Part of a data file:
▬▬▬▬▬▬▬▬▬▬
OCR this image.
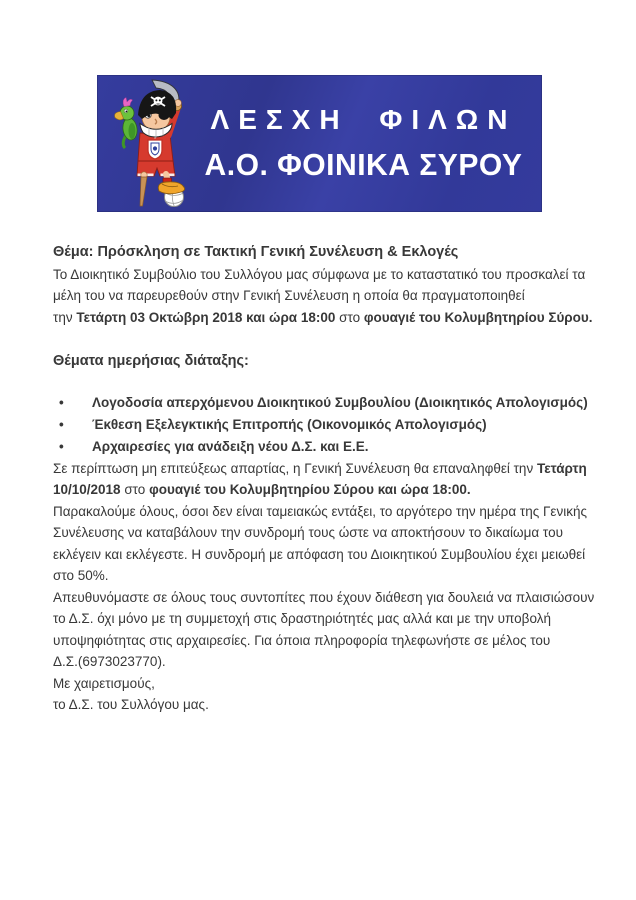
ΛΕΣΧΗ ΦΙΛΩΝ
Α.Ο. ΦΟΙΝΙΚΑ ΣΥΡΟΥ

Θέμα: Πρόσκληση σε Τακτική Γενική Συνέλευση & Εκλογές

Το Διοικητικό Συμβούλιο του Συλλόγου μας σύμφωνα με το καταστατικό του προσκαλεί τα
μέλη του να παρευρεθούν στην Γενική Συνέλευση η οποία θα πραγματοποιηθεί
την Τετάρτη 03 Οκτώβρη 2018 και ώρα 18:00 στο φουαγιέ του Κολυμβητηρίου Σύρου.

Θέματα ημερήσιας διάταξης:

• Λογοδοσία απερχόμενου Διοικητικού Συμβουλίου (Διοικητικός Απολογισμός)
• Έκθεση Εξελεγκτικής Επιτροπής (Οικονομικός Απολογισμός)
• Αρχαιρεσίες για ανάδειξη νέου Δ.Σ. και Ε.Ε.

Σε περίπτωση μη επιτεύξεως απαρτίας, η Γενική Συνέλευση θα επαναληφθεί την Τετάρτη
10/10/2018 στο φουαγιέ του Κολυμβητηρίου Σύρου και ώρα 18:00.

Παρακαλούμε όλους, όσοι δεν είναι ταμειακώς εντάξει, το αργότερο την ημέρα της Γενικής
Συνέλευσης να καταβάλουν την συνδρομή τους ώστε να αποκτήσουν το δικαίωμα του
εκλέγειν και εκλέγεστε. Η συνδρομή με απόφαση του Διοικητικού Συμβουλίου έχει μειωθεί
στο 50%.

Απευθυνόμαστε σε όλους τους συντοπίτες που έχουν διάθεση για δουλειά να πλαισιώσουν
το Δ.Σ. όχι μόνο με τη συμμετοχή στις δραστηριότητές μας αλλά και με την υποβολή
υποψηφιότητας στις αρχαιρεσίες. Για όποια πληροφορία τηλεφωνήστε σε μέλος του
Δ.Σ.(6973023770).

Με χαιρετισμούς,

το Δ.Σ. του Συλλόγου μας.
▬▬▬▬▬▬▬▬▬▬
▸ REQUEST: Gather every line containing the word "Σύρου" and copy it.

▸ EXERCISE OUTPUT:
την Τετάρτη 03 Οκτώβρη 2018 και ώρα 18:00 στο φουαγιέ του Κολυμβητηρίου Σύρου.
10/10/2018 στο φουαγιέ του Κολυμβητηρίου Σύρου και ώρα 18:00.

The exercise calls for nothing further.